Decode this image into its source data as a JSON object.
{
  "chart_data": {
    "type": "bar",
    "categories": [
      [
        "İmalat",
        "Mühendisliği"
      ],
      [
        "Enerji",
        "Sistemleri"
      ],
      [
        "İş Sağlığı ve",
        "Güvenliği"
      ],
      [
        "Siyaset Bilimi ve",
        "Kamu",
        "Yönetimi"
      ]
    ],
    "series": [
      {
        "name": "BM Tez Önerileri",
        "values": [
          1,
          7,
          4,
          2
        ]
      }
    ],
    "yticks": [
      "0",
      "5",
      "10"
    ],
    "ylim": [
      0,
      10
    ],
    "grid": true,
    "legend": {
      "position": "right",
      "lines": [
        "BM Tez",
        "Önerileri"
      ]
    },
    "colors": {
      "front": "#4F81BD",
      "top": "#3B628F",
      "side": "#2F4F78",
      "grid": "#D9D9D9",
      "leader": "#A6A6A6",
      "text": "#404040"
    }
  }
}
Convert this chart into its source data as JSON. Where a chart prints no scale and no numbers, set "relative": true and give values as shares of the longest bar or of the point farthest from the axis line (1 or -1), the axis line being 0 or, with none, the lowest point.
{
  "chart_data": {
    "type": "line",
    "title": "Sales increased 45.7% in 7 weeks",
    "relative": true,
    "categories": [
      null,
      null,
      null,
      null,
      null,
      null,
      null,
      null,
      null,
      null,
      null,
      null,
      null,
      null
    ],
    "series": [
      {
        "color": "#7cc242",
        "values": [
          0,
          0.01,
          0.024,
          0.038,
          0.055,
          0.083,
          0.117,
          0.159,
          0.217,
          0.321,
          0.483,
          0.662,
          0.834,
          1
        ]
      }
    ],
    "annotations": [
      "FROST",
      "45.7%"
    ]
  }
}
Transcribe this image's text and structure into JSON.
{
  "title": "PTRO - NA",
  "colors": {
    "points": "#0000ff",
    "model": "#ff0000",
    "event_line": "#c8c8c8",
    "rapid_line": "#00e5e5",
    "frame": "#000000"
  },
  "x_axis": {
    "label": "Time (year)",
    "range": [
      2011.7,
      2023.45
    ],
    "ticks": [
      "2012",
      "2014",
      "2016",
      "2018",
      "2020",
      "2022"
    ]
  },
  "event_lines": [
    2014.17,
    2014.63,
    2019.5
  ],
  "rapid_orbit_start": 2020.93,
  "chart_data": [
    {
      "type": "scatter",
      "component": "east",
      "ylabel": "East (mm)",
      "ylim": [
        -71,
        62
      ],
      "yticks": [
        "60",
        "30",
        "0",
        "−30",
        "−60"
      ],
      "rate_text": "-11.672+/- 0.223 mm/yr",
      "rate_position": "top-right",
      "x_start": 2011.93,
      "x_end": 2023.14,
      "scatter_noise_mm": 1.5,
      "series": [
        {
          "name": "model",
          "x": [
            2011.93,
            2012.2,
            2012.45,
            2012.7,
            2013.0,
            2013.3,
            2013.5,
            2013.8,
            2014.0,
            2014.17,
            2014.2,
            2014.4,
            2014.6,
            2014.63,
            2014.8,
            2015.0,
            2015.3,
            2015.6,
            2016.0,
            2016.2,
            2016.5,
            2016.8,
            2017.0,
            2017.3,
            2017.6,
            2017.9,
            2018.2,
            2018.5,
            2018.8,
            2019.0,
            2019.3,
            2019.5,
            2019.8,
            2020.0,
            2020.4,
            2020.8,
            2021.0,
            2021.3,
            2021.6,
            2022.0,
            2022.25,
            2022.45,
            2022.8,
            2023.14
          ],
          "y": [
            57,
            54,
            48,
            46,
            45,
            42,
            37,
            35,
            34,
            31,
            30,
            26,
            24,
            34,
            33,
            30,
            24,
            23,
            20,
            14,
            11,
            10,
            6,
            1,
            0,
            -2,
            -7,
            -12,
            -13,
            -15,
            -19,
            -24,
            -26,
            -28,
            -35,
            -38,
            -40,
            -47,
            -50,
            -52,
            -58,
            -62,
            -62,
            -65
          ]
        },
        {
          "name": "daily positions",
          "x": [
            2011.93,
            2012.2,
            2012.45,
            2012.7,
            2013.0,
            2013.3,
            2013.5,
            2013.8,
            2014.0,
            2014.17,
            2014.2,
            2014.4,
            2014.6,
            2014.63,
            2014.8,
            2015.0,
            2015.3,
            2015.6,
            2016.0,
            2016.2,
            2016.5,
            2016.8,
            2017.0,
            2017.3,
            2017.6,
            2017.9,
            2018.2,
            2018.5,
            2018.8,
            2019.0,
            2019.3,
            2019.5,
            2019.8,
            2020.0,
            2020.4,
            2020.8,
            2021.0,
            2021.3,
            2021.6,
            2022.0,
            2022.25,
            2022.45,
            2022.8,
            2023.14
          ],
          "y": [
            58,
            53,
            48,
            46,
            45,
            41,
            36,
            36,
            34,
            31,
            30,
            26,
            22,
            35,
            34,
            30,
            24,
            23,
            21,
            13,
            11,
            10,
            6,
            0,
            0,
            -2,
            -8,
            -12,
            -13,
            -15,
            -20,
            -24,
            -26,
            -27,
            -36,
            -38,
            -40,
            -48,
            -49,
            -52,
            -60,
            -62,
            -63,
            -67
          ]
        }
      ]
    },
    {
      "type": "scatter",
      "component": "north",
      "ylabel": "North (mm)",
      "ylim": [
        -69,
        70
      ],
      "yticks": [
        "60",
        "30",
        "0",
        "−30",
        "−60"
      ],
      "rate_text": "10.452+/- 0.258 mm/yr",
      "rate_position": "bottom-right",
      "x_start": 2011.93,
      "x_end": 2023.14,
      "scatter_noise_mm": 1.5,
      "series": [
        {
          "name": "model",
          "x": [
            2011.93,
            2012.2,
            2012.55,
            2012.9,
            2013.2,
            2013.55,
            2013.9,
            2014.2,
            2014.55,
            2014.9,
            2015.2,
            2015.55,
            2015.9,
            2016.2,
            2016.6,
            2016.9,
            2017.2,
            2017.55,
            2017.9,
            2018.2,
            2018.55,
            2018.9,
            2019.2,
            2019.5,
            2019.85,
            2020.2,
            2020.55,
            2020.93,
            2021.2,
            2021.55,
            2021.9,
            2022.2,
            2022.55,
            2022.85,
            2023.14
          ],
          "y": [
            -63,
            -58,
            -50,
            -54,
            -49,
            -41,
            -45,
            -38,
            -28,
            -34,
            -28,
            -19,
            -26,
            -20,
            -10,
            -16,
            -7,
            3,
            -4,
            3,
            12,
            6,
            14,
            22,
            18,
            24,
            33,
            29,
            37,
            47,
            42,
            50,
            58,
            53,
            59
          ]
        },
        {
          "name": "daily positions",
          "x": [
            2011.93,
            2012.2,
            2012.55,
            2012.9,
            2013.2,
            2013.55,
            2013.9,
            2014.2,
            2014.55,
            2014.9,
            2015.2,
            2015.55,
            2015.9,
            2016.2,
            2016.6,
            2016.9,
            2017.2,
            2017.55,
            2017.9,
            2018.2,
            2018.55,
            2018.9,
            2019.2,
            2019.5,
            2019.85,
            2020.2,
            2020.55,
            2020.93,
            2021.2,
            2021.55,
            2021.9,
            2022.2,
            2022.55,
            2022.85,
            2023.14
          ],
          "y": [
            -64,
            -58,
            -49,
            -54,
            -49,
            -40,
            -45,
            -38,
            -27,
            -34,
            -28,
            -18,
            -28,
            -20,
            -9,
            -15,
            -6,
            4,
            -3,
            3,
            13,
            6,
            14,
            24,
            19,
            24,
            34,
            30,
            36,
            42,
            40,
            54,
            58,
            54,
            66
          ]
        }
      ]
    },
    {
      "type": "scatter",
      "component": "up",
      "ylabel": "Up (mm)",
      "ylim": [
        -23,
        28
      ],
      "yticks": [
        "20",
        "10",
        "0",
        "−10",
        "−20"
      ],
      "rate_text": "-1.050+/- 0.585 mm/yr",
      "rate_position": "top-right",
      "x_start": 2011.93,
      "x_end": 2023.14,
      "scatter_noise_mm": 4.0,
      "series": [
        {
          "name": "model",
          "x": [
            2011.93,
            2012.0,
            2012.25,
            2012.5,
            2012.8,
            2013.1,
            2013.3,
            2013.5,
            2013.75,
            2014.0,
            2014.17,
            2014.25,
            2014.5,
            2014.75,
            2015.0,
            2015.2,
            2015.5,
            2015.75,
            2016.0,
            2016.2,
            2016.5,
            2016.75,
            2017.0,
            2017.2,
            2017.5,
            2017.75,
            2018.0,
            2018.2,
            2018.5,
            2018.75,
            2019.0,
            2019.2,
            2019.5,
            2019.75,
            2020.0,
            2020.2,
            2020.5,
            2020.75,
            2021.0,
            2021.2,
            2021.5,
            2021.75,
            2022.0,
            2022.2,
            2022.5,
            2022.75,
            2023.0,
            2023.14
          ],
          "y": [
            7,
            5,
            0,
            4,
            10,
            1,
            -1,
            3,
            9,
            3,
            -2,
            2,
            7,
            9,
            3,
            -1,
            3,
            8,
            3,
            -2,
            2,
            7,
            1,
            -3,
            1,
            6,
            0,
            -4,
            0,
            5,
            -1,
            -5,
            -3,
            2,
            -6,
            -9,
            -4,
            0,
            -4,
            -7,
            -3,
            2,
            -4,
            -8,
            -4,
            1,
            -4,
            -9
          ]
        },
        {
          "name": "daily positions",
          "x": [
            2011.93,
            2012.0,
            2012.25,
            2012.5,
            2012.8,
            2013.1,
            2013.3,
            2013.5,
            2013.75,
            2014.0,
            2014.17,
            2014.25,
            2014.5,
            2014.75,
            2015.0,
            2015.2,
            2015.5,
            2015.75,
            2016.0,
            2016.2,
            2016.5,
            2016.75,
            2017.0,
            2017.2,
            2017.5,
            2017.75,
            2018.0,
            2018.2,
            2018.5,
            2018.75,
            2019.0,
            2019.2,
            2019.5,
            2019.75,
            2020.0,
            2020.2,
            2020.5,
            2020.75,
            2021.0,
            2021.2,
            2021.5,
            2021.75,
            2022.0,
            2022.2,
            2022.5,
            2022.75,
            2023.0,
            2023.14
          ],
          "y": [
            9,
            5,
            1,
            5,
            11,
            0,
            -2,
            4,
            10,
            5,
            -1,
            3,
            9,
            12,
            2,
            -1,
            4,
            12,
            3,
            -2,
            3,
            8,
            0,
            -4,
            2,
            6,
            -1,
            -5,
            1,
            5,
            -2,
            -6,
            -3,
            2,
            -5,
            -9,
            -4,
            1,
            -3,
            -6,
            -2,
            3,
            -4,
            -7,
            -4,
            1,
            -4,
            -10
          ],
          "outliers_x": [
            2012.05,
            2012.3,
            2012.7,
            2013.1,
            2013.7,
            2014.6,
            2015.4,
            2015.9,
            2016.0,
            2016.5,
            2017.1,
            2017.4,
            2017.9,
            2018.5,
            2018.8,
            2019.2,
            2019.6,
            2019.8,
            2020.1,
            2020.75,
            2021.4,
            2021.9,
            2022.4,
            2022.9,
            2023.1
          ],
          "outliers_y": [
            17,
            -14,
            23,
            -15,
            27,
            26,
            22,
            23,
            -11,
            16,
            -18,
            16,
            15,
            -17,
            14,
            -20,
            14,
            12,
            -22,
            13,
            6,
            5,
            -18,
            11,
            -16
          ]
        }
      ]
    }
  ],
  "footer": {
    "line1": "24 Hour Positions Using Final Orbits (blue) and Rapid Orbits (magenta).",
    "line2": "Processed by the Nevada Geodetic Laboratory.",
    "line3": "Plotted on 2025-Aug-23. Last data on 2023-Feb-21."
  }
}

Given exercise – Search the records above for the string "ylabel". Copy every line that contains it.

Solution to the problem –
      "ylabel": "East (mm)",
      "ylabel": "North (mm)",
      "ylabel": "Up (mm)",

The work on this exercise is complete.